Stored dataset items:
***

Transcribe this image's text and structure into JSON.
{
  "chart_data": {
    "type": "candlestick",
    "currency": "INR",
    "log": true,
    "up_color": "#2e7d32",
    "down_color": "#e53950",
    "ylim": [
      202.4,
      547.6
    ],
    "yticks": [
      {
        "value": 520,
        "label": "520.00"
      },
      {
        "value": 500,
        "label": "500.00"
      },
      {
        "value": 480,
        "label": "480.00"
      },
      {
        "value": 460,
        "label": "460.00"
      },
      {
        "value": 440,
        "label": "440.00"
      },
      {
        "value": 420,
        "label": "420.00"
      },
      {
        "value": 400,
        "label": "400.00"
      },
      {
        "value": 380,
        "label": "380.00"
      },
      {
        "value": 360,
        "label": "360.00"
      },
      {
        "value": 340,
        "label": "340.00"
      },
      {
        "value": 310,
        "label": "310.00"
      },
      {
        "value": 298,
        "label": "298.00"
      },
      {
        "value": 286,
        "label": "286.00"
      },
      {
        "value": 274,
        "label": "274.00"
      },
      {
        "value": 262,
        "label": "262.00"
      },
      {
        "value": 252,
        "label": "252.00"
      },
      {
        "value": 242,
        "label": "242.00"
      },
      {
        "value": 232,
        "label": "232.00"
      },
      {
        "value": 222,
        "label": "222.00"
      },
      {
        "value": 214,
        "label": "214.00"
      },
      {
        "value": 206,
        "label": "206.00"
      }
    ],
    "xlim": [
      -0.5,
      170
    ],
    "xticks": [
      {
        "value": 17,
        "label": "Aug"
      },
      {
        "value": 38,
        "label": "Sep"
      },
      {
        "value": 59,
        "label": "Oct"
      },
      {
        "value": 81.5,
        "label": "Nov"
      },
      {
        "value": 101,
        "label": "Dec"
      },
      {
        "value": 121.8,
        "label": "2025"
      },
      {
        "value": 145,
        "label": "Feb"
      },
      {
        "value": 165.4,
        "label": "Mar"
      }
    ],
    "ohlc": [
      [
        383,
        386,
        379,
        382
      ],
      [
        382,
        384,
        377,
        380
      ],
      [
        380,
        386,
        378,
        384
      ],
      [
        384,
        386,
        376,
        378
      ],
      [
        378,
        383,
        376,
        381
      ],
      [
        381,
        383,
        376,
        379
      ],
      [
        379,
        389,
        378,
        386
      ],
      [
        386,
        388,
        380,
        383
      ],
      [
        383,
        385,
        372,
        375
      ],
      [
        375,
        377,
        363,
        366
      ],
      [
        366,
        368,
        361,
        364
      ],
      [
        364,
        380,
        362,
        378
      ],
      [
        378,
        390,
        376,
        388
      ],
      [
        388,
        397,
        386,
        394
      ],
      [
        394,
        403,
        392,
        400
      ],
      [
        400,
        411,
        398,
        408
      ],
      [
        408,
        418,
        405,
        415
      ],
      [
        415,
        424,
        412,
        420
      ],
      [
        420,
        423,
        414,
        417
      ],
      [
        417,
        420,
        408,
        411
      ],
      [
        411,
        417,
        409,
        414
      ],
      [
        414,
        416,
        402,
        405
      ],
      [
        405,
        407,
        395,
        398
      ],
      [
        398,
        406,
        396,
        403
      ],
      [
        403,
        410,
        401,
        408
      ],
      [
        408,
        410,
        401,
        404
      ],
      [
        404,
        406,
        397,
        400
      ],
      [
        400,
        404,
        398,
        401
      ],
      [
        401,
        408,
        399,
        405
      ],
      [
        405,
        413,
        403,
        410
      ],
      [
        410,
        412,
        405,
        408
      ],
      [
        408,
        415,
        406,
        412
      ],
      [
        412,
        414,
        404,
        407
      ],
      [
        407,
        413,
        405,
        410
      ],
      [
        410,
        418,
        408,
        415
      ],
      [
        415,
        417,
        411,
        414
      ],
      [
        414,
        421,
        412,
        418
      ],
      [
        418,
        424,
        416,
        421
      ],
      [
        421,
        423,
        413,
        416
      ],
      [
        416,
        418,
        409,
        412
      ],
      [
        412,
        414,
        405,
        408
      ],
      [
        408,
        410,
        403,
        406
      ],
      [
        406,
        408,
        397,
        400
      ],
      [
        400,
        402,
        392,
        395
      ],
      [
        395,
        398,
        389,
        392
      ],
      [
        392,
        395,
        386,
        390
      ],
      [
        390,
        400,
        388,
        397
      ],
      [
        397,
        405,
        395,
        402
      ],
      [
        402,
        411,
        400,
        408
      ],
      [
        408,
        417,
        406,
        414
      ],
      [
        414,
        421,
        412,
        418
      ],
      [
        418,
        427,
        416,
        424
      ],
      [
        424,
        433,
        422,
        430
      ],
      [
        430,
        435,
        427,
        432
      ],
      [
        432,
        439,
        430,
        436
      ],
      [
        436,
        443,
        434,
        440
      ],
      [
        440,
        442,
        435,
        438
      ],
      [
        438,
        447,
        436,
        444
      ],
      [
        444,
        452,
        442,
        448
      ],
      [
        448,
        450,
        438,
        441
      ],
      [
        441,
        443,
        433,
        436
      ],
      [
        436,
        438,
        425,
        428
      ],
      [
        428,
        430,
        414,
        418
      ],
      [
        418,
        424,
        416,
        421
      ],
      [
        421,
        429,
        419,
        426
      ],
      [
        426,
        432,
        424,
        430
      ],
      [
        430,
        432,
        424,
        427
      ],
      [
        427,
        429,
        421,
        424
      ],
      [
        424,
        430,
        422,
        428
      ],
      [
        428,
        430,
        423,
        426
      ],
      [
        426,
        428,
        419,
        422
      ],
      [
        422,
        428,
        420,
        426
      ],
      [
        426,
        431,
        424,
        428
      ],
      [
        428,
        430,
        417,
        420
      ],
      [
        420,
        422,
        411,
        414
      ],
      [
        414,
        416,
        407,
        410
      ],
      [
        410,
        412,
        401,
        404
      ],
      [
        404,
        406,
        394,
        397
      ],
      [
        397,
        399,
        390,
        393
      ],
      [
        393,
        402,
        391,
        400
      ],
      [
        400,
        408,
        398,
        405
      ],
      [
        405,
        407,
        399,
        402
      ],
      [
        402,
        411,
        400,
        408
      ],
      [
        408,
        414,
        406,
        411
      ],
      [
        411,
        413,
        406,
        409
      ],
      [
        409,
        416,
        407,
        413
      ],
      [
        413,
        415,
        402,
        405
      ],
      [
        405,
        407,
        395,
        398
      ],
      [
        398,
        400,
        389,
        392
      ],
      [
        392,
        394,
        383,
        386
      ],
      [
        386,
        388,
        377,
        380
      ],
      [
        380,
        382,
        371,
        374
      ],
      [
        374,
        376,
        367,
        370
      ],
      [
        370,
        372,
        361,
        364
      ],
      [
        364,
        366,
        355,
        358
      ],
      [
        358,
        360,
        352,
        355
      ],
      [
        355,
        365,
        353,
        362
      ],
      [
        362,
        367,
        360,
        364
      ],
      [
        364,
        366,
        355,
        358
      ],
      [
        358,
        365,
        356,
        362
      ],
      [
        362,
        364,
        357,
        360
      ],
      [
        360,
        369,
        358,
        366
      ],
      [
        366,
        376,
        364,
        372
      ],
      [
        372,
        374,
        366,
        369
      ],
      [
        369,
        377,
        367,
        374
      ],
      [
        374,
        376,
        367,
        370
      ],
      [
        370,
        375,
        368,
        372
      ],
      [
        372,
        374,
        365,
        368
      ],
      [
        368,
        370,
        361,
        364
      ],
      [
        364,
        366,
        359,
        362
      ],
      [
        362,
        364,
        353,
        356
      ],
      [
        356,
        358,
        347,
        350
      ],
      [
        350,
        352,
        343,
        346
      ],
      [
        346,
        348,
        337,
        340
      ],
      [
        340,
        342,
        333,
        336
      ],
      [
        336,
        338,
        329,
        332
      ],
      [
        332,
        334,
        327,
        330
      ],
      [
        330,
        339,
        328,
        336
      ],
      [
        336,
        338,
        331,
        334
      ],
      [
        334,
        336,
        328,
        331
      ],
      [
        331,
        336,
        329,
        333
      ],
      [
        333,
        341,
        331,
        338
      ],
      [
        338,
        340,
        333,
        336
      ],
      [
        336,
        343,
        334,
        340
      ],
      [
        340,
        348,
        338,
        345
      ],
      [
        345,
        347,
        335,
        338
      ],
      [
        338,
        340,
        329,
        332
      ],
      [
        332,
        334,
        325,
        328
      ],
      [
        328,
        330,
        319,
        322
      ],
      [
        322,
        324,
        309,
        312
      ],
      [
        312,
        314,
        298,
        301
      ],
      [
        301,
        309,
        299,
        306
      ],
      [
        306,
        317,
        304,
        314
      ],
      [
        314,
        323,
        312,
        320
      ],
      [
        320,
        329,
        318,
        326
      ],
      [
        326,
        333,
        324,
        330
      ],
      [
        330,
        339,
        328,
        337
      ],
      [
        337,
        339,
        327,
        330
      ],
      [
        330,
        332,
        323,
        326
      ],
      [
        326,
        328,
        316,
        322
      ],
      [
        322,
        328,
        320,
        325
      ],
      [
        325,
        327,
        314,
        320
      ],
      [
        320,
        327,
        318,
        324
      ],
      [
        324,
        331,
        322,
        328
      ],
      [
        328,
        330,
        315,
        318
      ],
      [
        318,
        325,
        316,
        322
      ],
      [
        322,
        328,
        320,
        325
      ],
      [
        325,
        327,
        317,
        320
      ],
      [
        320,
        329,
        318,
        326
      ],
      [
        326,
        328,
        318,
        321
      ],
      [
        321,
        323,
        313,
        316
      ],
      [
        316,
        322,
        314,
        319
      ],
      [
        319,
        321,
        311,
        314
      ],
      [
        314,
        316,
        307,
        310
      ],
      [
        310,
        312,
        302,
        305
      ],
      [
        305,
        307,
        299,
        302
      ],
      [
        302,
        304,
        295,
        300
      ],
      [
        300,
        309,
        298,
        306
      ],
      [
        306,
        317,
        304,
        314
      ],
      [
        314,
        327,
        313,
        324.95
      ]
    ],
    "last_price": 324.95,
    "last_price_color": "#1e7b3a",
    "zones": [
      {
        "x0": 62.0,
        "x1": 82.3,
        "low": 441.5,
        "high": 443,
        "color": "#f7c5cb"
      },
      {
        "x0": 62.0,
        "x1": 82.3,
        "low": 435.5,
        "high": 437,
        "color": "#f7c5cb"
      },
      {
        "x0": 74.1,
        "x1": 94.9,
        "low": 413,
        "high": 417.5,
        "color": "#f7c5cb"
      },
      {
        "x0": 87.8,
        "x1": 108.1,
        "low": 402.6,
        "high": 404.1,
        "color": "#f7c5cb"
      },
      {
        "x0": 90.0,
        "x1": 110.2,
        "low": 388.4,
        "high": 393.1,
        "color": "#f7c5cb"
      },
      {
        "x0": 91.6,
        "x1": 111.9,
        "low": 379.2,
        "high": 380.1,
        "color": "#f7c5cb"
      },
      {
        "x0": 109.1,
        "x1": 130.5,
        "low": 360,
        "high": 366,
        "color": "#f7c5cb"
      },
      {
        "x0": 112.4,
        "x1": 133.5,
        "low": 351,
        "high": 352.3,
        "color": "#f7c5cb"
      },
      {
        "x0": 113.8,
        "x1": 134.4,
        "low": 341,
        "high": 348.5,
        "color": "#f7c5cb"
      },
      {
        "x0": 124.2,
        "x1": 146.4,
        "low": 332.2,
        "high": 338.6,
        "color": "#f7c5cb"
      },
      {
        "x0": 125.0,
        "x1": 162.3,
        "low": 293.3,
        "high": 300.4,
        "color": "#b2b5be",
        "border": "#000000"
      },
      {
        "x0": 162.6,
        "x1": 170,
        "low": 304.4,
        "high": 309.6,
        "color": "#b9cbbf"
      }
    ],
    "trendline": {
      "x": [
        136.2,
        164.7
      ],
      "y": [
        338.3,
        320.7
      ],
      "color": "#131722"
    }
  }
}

***

Aim of the task: Show all lines from the data above in which the word "high" appears.

Full solution:
        "high": 443,
        "high": 437,
        "high": 417.5,
        "high": 404.1,
        "high": 393.1,
        "high": 380.1,
        "high": 366,
        "high": 352.3,
        "high": 348.5,
        "high": 338.6,
        "high": 300.4,
        "high": 309.6,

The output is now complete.